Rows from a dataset
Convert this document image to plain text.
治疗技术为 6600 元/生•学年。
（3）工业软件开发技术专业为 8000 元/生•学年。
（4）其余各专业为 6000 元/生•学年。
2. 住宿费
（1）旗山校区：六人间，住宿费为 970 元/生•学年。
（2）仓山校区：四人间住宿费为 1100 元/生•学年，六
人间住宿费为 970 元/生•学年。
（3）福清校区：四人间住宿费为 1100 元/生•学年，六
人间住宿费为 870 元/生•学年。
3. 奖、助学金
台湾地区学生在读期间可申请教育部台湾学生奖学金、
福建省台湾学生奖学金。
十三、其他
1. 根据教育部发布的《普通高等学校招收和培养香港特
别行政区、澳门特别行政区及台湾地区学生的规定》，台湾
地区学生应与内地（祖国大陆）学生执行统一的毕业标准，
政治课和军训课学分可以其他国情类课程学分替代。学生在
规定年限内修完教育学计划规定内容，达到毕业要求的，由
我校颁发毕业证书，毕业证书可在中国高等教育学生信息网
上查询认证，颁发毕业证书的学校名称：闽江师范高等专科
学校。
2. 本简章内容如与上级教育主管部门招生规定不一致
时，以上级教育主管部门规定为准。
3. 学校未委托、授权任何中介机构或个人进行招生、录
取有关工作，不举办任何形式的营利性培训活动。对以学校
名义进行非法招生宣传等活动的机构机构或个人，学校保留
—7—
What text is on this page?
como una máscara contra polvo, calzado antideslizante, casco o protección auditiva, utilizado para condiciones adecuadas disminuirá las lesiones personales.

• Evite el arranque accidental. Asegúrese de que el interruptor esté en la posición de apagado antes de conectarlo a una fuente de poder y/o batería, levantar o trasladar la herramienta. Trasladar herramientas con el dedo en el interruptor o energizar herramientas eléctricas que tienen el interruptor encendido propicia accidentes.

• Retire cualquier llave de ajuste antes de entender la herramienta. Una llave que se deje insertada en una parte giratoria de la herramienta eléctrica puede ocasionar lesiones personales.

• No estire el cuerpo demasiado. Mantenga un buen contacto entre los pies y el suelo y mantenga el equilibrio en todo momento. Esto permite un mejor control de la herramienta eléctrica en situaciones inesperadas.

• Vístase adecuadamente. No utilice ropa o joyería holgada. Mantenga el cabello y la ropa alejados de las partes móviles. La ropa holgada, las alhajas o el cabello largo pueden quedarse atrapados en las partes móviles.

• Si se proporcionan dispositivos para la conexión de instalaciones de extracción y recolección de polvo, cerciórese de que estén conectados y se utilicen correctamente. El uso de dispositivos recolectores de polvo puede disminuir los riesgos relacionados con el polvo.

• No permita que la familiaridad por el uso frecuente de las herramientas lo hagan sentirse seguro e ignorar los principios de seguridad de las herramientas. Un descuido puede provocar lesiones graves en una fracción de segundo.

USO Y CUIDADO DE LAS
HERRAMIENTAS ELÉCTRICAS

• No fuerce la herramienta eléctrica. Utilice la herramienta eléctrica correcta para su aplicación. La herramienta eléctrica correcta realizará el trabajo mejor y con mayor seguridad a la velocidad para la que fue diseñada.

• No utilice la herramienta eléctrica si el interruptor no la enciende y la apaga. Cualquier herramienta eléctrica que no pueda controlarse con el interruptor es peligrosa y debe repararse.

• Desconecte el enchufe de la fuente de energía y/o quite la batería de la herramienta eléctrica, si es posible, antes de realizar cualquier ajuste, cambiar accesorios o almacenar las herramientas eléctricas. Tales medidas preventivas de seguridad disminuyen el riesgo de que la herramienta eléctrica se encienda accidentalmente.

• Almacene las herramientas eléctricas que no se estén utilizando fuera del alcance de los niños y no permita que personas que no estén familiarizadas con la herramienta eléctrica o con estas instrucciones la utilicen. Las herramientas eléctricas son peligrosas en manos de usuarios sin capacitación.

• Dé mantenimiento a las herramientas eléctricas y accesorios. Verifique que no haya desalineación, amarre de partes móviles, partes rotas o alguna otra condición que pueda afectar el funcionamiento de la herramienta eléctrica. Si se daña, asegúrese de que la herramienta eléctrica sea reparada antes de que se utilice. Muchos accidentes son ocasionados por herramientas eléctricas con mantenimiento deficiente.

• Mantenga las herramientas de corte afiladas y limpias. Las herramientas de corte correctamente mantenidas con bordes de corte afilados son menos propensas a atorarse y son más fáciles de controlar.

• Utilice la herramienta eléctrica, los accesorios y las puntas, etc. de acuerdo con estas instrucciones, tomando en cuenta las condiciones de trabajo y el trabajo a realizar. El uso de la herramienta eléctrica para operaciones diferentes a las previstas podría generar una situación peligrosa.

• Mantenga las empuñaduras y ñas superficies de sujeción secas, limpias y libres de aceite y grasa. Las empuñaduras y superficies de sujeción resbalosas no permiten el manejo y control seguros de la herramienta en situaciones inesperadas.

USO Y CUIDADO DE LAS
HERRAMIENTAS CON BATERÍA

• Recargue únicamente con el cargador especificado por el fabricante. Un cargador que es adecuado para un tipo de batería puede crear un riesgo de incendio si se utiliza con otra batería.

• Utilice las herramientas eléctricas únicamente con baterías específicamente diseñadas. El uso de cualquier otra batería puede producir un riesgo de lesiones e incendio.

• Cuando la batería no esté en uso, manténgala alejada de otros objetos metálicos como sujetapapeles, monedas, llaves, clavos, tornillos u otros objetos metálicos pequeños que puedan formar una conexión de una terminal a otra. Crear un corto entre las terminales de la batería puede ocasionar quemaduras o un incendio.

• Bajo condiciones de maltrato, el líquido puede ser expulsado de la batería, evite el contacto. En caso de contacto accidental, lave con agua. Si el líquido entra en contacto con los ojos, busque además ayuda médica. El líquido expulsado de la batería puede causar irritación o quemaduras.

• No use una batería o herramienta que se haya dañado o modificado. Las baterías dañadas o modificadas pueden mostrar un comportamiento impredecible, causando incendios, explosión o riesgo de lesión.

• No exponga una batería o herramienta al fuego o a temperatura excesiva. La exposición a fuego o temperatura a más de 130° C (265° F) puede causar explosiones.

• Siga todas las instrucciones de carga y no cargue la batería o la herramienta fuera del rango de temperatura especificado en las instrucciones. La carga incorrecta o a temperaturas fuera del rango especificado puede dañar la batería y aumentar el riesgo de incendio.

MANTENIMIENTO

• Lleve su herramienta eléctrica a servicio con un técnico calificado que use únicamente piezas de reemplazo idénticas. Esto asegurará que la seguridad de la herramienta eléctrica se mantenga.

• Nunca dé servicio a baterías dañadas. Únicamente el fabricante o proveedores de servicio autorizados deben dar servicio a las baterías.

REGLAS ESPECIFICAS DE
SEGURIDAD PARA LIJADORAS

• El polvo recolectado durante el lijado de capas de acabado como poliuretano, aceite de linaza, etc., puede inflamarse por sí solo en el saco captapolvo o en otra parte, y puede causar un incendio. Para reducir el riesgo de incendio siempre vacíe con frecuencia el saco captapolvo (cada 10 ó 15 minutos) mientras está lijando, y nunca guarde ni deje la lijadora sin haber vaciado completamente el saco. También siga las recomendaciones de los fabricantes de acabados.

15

**EXERCISE GOAL**. Produce a verbatim transcription of the entries above.

**ANSWER TO THE TASK**.
Convert this document image to plain text.
治疗技术为 6600 元/生•学年。
（3）工业软件开发技术专业为 8000 元/生•学年。
（4）其余各专业为 6000 元/生•学年。
2. 住宿费
（1）旗山校区：六人间，住宿费为 970 元/生•学年。
（2）仓山校区：四人间住宿费为 1100 元/生•学年，六
人间住宿费为 970 元/生•学年。
（3）福清校区：四人间住宿费为 1100 元/生•学年，六
人间住宿费为 870 元/生•学年。
3. 奖、助学金
台湾地区学生在读期间可申请教育部台湾学生奖学金、
福建省台湾学生奖学金。
十三、其他
1. 根据教育部发布的《普通高等学校招收和培养香港特
别行政区、澳门特别行政区及台湾地区学生的规定》，台湾
地区学生应与内地（祖国大陆）学生执行统一的毕业标准，
政治课和军训课学分可以其他国情类课程学分替代。学生在
规定年限内修完教育学计划规定内容，达到毕业要求的，由
我校颁发毕业证书，毕业证书可在中国高等教育学生信息网
上查询认证，颁发毕业证书的学校名称：闽江师范高等专科
学校。
2. 本简章内容如与上级教育主管部门招生规定不一致
时，以上级教育主管部门规定为准。
3. 学校未委托、授权任何中介机构或个人进行招生、录
取有关工作，不举办任何形式的营利性培训活动。对以学校
名义进行非法招生宣传等活动的机构机构或个人，学校保留
—7—
What text is on this page?
como una máscara contra polvo, calzado antideslizante, casco o protección auditiva, utilizado para condiciones adecuadas disminuirá las lesiones personales.

• Evite el arranque accidental. Asegúrese de que el interruptor esté en la posición de apagado antes de conectarlo a una fuente de poder y/o batería, levantar o trasladar la herramienta. Trasladar herramientas con el dedo en el interruptor o energizar herramientas eléctricas que tienen el interruptor encendido propicia accidentes.

• Retire cualquier llave de ajuste antes de entender la herramienta. Una llave que se deje insertada en una parte giratoria de la herramienta eléctrica puede ocasionar lesiones personales.

• No estire el cuerpo demasiado. Mantenga un buen contacto entre los pies y el suelo y mantenga el equilibrio en todo momento. Esto permite un mejor control de la herramienta eléctrica en situaciones inesperadas.

• Vístase adecuadamente. No utilice ropa o joyería holgada. Mantenga el cabello y la ropa alejados de las partes móviles. La ropa holgada, las alhajas o el cabello largo pueden quedarse atrapados en las partes móviles.

• Si se proporcionan dispositivos para la conexión de instalaciones de extracción y recolección de polvo, cerciórese de que estén conectados y se utilicen correctamente. El uso de dispositivos recolectores de polvo puede disminuir los riesgos relacionados con el polvo.

• No permita que la familiaridad por el uso frecuente de las herramientas lo hagan sentirse seguro e ignorar los principios de seguridad de las herramientas. Un descuido puede provocar lesiones graves en una fracción de segundo.

USO Y CUIDADO DE LAS
HERRAMIENTAS ELÉCTRICAS

• No fuerce la herramienta eléctrica. Utilice la herramienta eléctrica correcta para su aplicación. La herramienta eléctrica correcta realizará el trabajo mejor y con mayor seguridad a la velocidad para la que fue diseñada.

• No utilice la herramienta eléctrica si el interruptor no la enciende y la apaga. Cualquier herramienta eléctrica que no pueda controlarse con el interruptor es peligrosa y debe repararse.

• Desconecte el enchufe de la fuente de energía y/o quite la batería de la herramienta eléctrica, si es posible, antes de realizar cualquier ajuste, cambiar accesorios o almacenar las herramientas eléctricas. Tales medidas preventivas de seguridad disminuyen el riesgo de que la herramienta eléctrica se encienda accidentalmente.

• Almacene las herramientas eléctricas que no se estén utilizando fuera del alcance de los niños y no permita que personas que no estén familiarizadas con la herramienta eléctrica o con estas instrucciones la utilicen. Las herramientas eléctricas son peligrosas en manos de usuarios sin capacitación.

• Dé mantenimiento a las herramientas eléctricas y accesorios. Verifique que no haya desalineación, amarre de partes móviles, partes rotas o alguna otra condición que pueda afectar el funcionamiento de la herramienta eléctrica. Si se daña, asegúrese de que la herramienta eléctrica sea reparada antes de que se utilice. Muchos accidentes son ocasionados por herramientas eléctricas con mantenimiento deficiente.

• Mantenga las herramientas de corte afiladas y limpias. Las herramientas de corte correctamente mantenidas con bordes de corte afilados son menos propensas a atorarse y son más fáciles de controlar.

• Utilice la herramienta eléctrica, los accesorios y las puntas, etc. de acuerdo con estas instrucciones, tomando en cuenta las condiciones de trabajo y el trabajo a realizar. El uso de la herramienta eléctrica para operaciones diferentes a las previstas podría generar una situación peligrosa.

• Mantenga las empuñaduras y ñas superficies de sujeción secas, limpias y libres de aceite y grasa. Las empuñaduras y superficies de sujeción resbalosas no permiten el manejo y control seguros de la herramienta en situaciones inesperadas.

USO Y CUIDADO DE LAS
HERRAMIENTAS CON BATERÍA

• Recargue únicamente con el cargador especificado por el fabricante. Un cargador que es adecuado para un tipo de batería puede crear un riesgo de incendio si se utiliza con otra batería.

• Utilice las herramientas eléctricas únicamente con baterías específicamente diseñadas. El uso de cualquier otra batería puede producir un riesgo de lesiones e incendio.

• Cuando la batería no esté en uso, manténgala alejada de otros objetos metálicos como sujetapapeles, monedas, llaves, clavos, tornillos u otros objetos metálicos pequeños que puedan formar una conexión de una terminal a otra. Crear un corto entre las terminales de la batería puede ocasionar quemaduras o un incendio.

• Bajo condiciones de maltrato, el líquido puede ser expulsado de la batería, evite el contacto. En caso de contacto accidental, lave con agua. Si el líquido entra en contacto con los ojos, busque además ayuda médica. El líquido expulsado de la batería puede causar irritación o quemaduras.

• No use una batería o herramienta que se haya dañado o modificado. Las baterías dañadas o modificadas pueden mostrar un comportamiento impredecible, causando incendios, explosión o riesgo de lesión.

• No exponga una batería o herramienta al fuego o a temperatura excesiva. La exposición a fuego o temperatura a más de 130° C (265° F) puede causar explosiones.

• Siga todas las instrucciones de carga y no cargue la batería o la herramienta fuera del rango de temperatura especificado en las instrucciones. La carga incorrecta o a temperaturas fuera del rango especificado puede dañar la batería y aumentar el riesgo de incendio.

MANTENIMIENTO

• Lleve su herramienta eléctrica a servicio con un técnico calificado que use únicamente piezas de reemplazo idénticas. Esto asegurará que la seguridad de la herramienta eléctrica se mantenga.

• Nunca dé servicio a baterías dañadas. Únicamente el fabricante o proveedores de servicio autorizados deben dar servicio a las baterías.

REGLAS ESPECIFICAS DE
SEGURIDAD PARA LIJADORAS

• El polvo recolectado durante el lijado de capas de acabado como poliuretano, aceite de linaza, etc., puede inflamarse por sí solo en el saco captapolvo o en otra parte, y puede causar un incendio. Para reducir el riesgo de incendio siempre vacíe con frecuencia el saco captapolvo (cada 10 ó 15 minutos) mientras está lijando, y nunca guarde ni deje la lijadora sin haber vaciado completamente el saco. También siga las recomendaciones de los fabricantes de acabados.

15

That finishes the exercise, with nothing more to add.